[Saved data entries]
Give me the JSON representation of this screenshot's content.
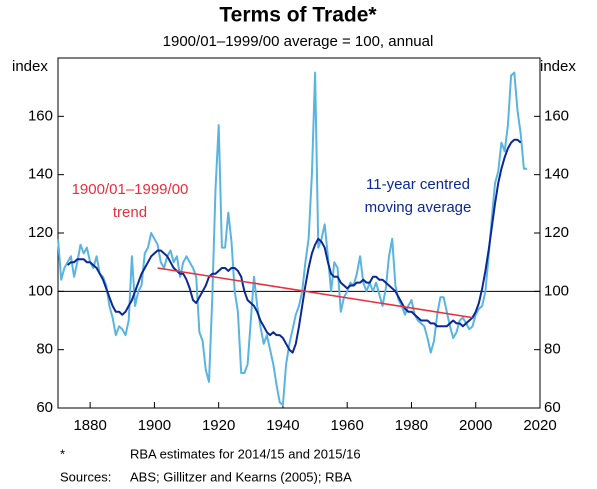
{
  "chart_data": {
    "type": "line",
    "title": "Terms of Trade*",
    "subtitle": "1900/01–1999/00 average = 100, annual",
    "y_label": "index",
    "y2_label": "index",
    "x": [
      1870,
      1871,
      1872,
      1873,
      1874,
      1875,
      1876,
      1877,
      1878,
      1879,
      1880,
      1881,
      1882,
      1883,
      1884,
      1885,
      1886,
      1887,
      1888,
      1889,
      1890,
      1891,
      1892,
      1893,
      1894,
      1895,
      1896,
      1897,
      1898,
      1899,
      1900,
      1901,
      1902,
      1903,
      1904,
      1905,
      1906,
      1907,
      1908,
      1909,
      1910,
      1911,
      1912,
      1913,
      1914,
      1915,
      1916,
      1917,
      1918,
      1919,
      1920,
      1921,
      1922,
      1923,
      1924,
      1925,
      1926,
      1927,
      1928,
      1929,
      1930,
      1931,
      1932,
      1933,
      1934,
      1935,
      1936,
      1937,
      1938,
      1939,
      1940,
      1941,
      1942,
      1943,
      1944,
      1945,
      1946,
      1947,
      1948,
      1949,
      1950,
      1951,
      1952,
      1953,
      1954,
      1955,
      1956,
      1957,
      1958,
      1959,
      1960,
      1961,
      1962,
      1963,
      1964,
      1965,
      1966,
      1967,
      1968,
      1969,
      1970,
      1971,
      1972,
      1973,
      1974,
      1975,
      1976,
      1977,
      1978,
      1979,
      1980,
      1981,
      1982,
      1983,
      1984,
      1985,
      1986,
      1987,
      1988,
      1989,
      1990,
      1991,
      1992,
      1993,
      1994,
      1995,
      1996,
      1997,
      1998,
      1999,
      2000,
      2001,
      2002,
      2003,
      2004,
      2005,
      2006,
      2007,
      2008,
      2009,
      2010,
      2011,
      2012,
      2013,
      2014,
      2015,
      2016
    ],
    "series": [
      {
        "name": "Terms of trade",
        "color": "#5ab4e0",
        "width": 2,
        "values": [
          118,
          104,
          108,
          110,
          112,
          105,
          110,
          116,
          113,
          115,
          110,
          108,
          112,
          106,
          105,
          102,
          95,
          91,
          85,
          88,
          87,
          85,
          90,
          112,
          95,
          100,
          102,
          113,
          115,
          120,
          118,
          116,
          110,
          108,
          112,
          114,
          110,
          112,
          105,
          110,
          112,
          110,
          108,
          105,
          86,
          83,
          73,
          69,
          97,
          135,
          157,
          115,
          115,
          127,
          117,
          100,
          93,
          72,
          72,
          75,
          90,
          105,
          95,
          88,
          82,
          85,
          80,
          75,
          68,
          62,
          61,
          75,
          82,
          87,
          92,
          95,
          100,
          110,
          118,
          140,
          175,
          115,
          118,
          123,
          112,
          100,
          110,
          108,
          93,
          98,
          100,
          103,
          102,
          106,
          112,
          103,
          100,
          103,
          100,
          103,
          99,
          95,
          101,
          112,
          118,
          102,
          97,
          95,
          92,
          95,
          97,
          92,
          90,
          89,
          88,
          84,
          79,
          83,
          92,
          98,
          98,
          93,
          88,
          84,
          86,
          90,
          91,
          89,
          87,
          88,
          92,
          94,
          95,
          100,
          112,
          125,
          137,
          141,
          151,
          148,
          157,
          174,
          175,
          162,
          154,
          142,
          142
        ]
      },
      {
        "name": "11-year centred moving average",
        "color": "#0a2896",
        "width": 2,
        "values": [
          null,
          null,
          null,
          109,
          110,
          110,
          111,
          111,
          111,
          110,
          110,
          109,
          108,
          106,
          104,
          101,
          98,
          95,
          93,
          93,
          92,
          93,
          95,
          97,
          100,
          103,
          106,
          108,
          110,
          112,
          113,
          114,
          114,
          113,
          112,
          110,
          108,
          107,
          106,
          106,
          104,
          101,
          97,
          96,
          98,
          100,
          102,
          105,
          106,
          106,
          107,
          108,
          108,
          107,
          108,
          108,
          107,
          105,
          100,
          97,
          96,
          95,
          93,
          90,
          88,
          86,
          85,
          86,
          85,
          85,
          84,
          82,
          80,
          79,
          82,
          88,
          95,
          102,
          108,
          113,
          116,
          118,
          117,
          115,
          110,
          106,
          105,
          105,
          103,
          102,
          101,
          102,
          102,
          103,
          103,
          104,
          103,
          103,
          105,
          105,
          104,
          104,
          103,
          102,
          101,
          100,
          98,
          96,
          94,
          93,
          93,
          92,
          91,
          90,
          90,
          90,
          89,
          89,
          88,
          88,
          88,
          88,
          89,
          90,
          89,
          89,
          88,
          89,
          90,
          91,
          93,
          96,
          101,
          107,
          114,
          122,
          130,
          137,
          142,
          146,
          149,
          151,
          152,
          152,
          151,
          null,
          null
        ]
      },
      {
        "name": "1900/01–1999/00 trend",
        "color": "#e8303a",
        "width": 1.5,
        "x": [
          1901,
          1999
        ],
        "values": [
          108,
          91
        ]
      }
    ],
    "annotations": [
      {
        "lines": [
          "1900/01–1999/00",
          "trend"
        ],
        "color": "#e8303a"
      },
      {
        "lines": [
          "11-year centred",
          "moving average"
        ],
        "color": "#0a2896"
      }
    ],
    "reference_line": 100,
    "xlim": [
      1870,
      2020
    ],
    "xticks": [
      1880,
      1900,
      1920,
      1940,
      1960,
      1980,
      2000,
      2020
    ],
    "ylim": [
      60,
      180
    ],
    "yticks": [
      60,
      80,
      100,
      120,
      140,
      160
    ],
    "y2lim": [
      60,
      180
    ],
    "y2ticks": [
      60,
      80,
      100,
      120,
      140,
      160
    ],
    "footnotes": [
      [
        "*",
        "RBA estimates for 2014/15 and 2015/16"
      ],
      [
        "Sources:",
        "ABS; Gillitzer and Kearns (2005); RBA"
      ]
    ]
  }
}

SET EXERCISE - All lines above with "Terms" in them should be returned.

PROBLEM SOLUTION -
    "title": "Terms of Trade*",
        "name": "Terms of trade",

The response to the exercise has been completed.